> **THE REQUEST**: Each line of the listing that contains the word "wohnhaft" is to be copied.

> **DATA EXCERPTS**:
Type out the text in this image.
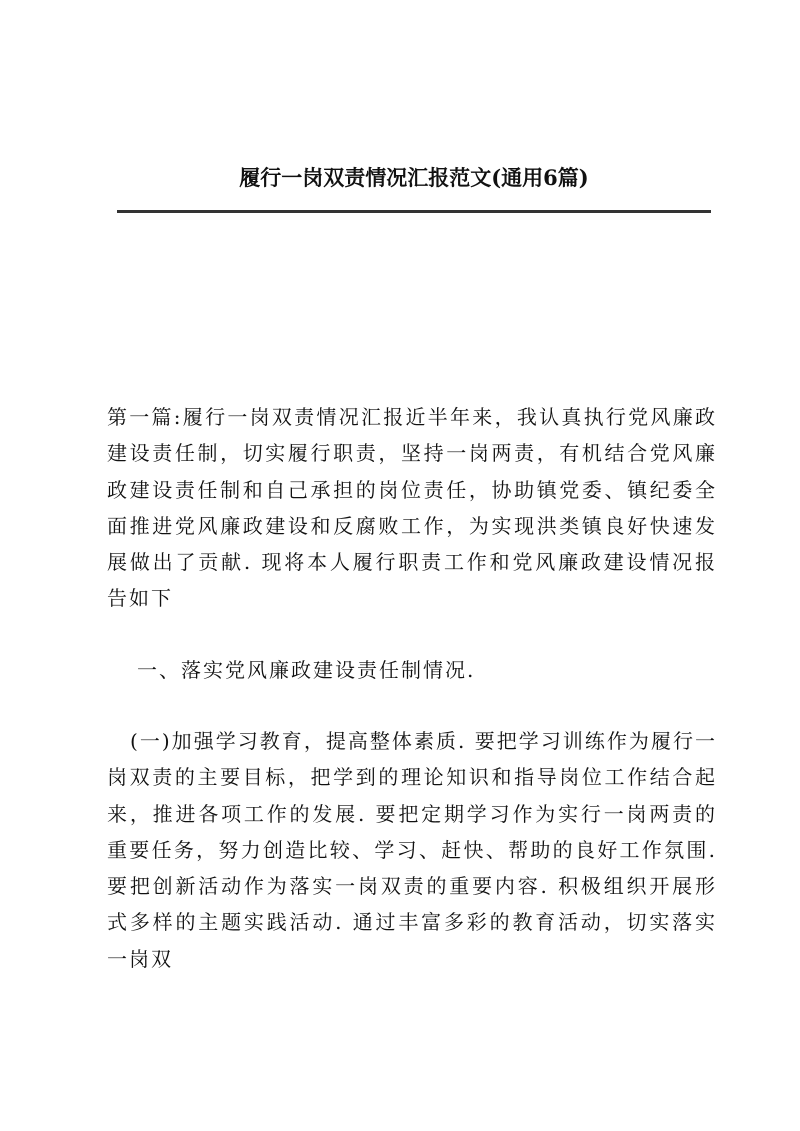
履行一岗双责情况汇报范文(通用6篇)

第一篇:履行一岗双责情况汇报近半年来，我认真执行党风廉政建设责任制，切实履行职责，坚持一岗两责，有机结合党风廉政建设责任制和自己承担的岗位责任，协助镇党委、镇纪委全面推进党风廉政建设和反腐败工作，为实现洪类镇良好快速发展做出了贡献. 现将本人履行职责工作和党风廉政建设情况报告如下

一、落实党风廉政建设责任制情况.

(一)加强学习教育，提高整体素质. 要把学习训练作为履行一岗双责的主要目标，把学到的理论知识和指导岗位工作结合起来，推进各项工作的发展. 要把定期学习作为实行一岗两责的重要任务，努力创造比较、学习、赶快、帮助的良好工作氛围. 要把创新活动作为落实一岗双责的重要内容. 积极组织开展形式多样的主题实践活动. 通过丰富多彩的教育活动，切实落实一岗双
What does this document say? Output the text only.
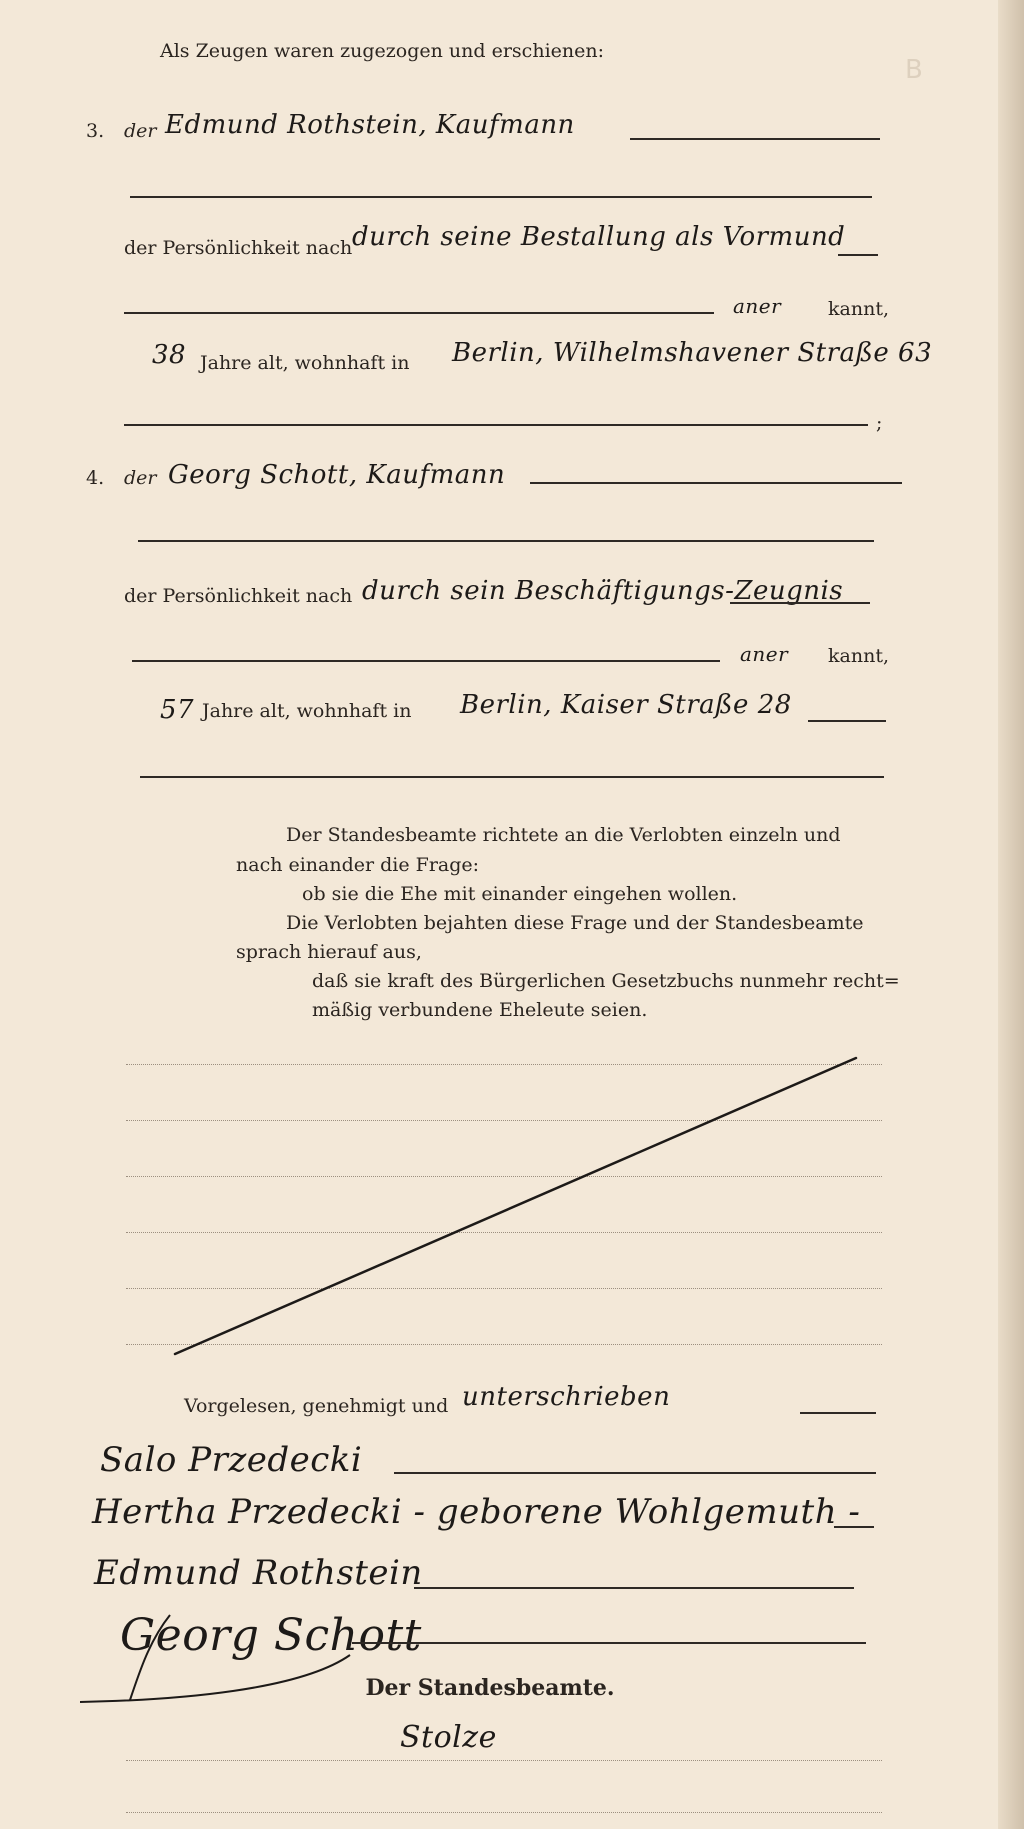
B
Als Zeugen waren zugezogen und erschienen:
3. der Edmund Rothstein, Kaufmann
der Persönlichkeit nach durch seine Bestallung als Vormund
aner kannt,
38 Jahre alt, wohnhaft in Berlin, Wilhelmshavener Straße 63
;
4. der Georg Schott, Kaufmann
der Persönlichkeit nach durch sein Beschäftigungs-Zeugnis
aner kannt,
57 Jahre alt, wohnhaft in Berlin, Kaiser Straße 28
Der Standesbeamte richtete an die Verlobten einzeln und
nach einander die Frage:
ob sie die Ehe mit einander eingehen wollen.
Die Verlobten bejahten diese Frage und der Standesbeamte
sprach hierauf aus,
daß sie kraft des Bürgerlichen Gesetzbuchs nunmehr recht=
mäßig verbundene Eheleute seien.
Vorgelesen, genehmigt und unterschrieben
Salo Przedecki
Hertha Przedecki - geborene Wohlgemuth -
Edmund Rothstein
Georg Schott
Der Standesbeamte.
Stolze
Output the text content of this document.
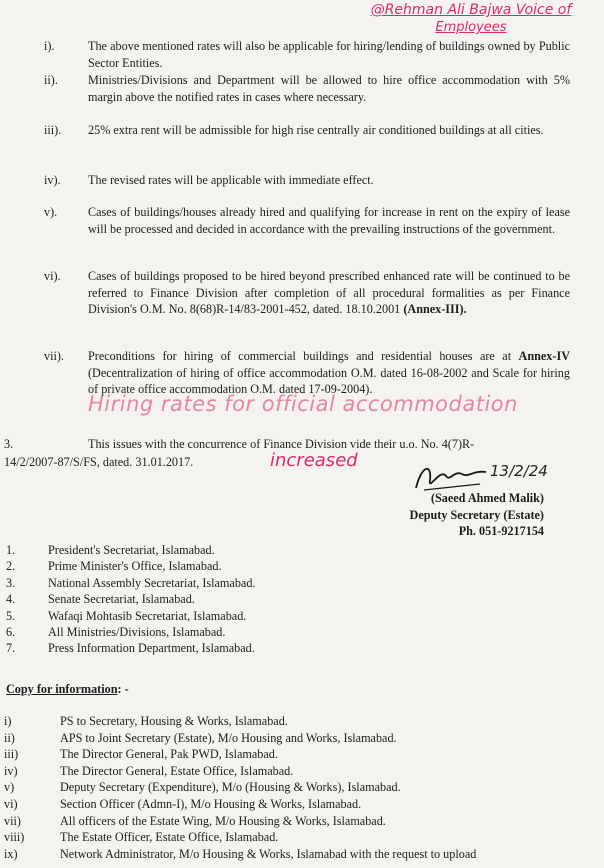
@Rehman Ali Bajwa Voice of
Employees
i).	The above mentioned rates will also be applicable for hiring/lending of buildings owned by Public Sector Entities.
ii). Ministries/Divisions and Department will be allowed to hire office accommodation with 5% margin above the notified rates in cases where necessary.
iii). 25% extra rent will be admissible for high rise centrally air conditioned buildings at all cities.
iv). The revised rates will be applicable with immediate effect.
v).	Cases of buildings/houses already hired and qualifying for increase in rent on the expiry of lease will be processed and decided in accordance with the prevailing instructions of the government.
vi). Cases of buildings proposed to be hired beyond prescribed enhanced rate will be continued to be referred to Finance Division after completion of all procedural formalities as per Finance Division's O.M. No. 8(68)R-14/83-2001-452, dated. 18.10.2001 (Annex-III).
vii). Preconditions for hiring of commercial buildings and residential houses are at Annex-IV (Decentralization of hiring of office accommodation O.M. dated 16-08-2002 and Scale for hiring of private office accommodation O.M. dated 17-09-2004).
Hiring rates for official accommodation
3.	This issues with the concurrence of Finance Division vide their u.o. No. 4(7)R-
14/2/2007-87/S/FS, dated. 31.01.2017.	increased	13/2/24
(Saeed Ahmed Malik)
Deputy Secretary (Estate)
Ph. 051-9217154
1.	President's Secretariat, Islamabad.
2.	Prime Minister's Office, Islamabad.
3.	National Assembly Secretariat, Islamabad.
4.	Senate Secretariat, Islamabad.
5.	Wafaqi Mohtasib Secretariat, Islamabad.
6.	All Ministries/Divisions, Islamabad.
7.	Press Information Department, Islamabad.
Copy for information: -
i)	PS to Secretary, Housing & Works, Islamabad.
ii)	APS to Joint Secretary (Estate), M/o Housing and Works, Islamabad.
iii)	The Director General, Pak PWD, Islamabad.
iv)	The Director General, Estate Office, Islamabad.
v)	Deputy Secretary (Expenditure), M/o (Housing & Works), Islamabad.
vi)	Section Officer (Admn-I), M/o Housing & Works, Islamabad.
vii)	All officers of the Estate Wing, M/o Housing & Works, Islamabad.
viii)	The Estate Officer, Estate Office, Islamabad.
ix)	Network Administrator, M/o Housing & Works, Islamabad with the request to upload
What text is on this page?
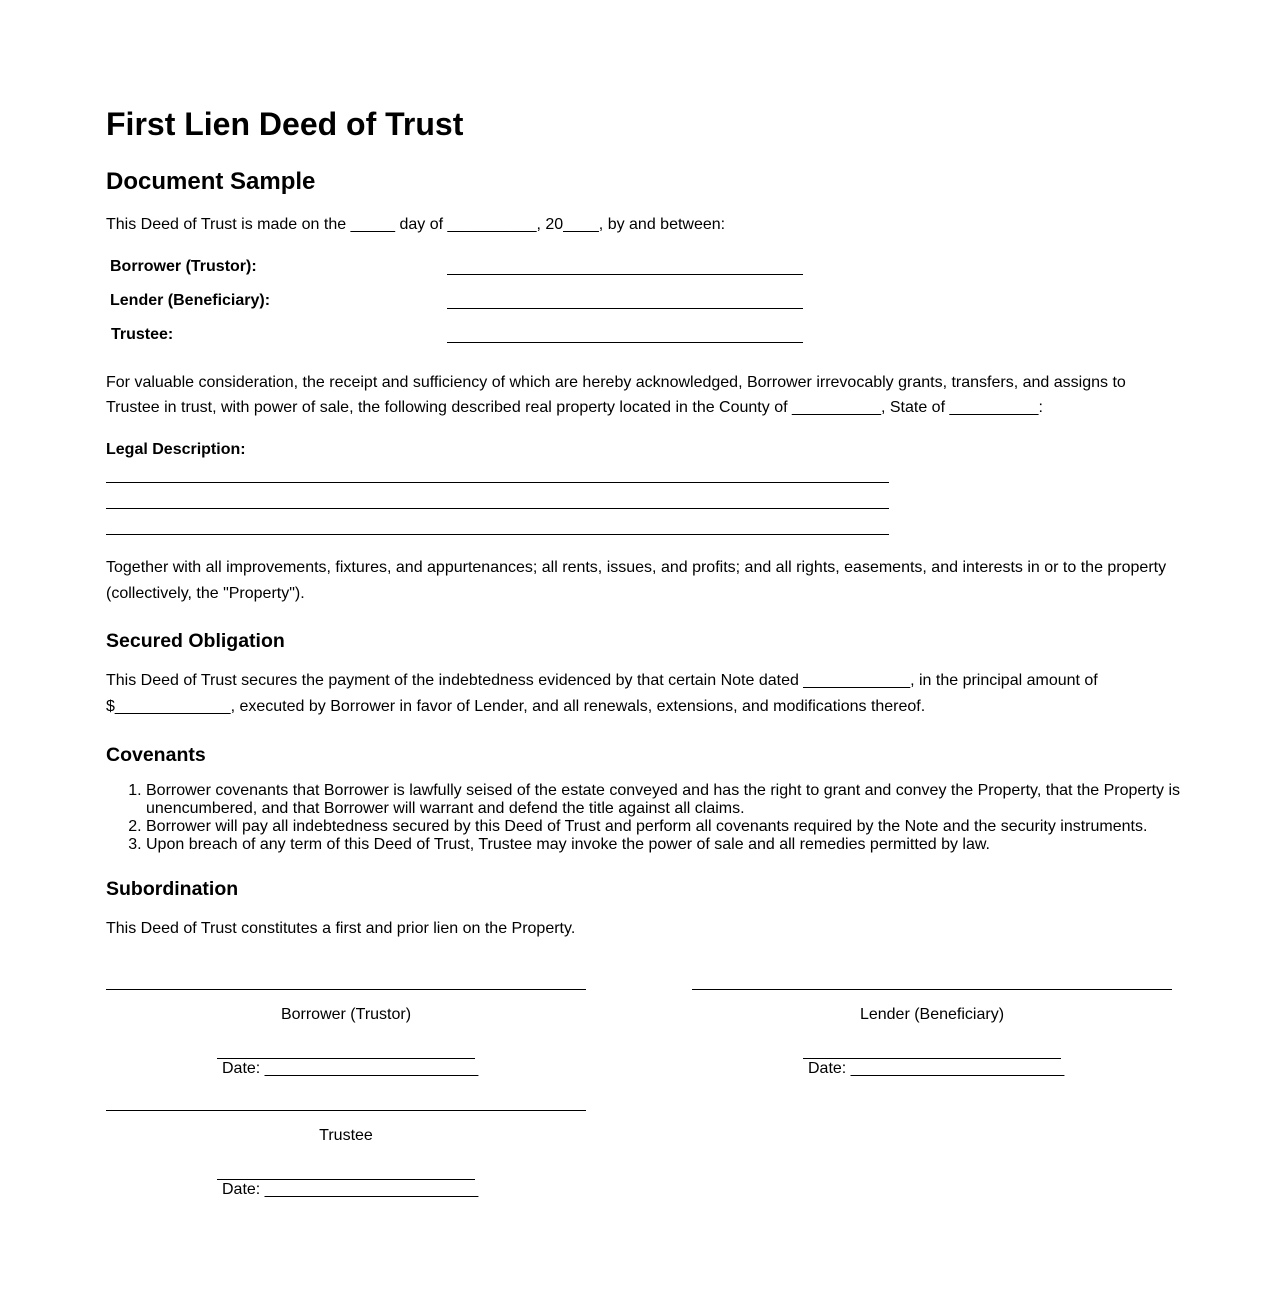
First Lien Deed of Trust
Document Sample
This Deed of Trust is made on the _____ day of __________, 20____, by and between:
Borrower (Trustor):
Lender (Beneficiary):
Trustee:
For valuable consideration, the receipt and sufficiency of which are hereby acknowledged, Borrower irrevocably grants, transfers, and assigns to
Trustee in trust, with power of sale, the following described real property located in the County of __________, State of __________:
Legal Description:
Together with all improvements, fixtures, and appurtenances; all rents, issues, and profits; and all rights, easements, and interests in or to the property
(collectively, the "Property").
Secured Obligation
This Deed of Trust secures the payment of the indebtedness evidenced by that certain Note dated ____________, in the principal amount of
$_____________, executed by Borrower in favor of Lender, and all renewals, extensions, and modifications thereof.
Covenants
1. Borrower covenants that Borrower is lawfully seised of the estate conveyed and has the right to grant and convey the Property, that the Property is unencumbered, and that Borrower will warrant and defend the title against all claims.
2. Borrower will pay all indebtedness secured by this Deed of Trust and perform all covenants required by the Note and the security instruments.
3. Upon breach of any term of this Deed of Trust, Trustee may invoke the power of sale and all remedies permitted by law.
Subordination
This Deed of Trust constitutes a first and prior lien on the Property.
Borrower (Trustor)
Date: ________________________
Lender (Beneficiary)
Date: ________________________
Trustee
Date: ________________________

> **SOLUTION TO THIS TASK**:
38 Jahre alt, wohnhaft in Berlin, Wilhelmshavener Straße 63
57 Jahre alt, wohnhaft in Berlin, Kaiser Straße 28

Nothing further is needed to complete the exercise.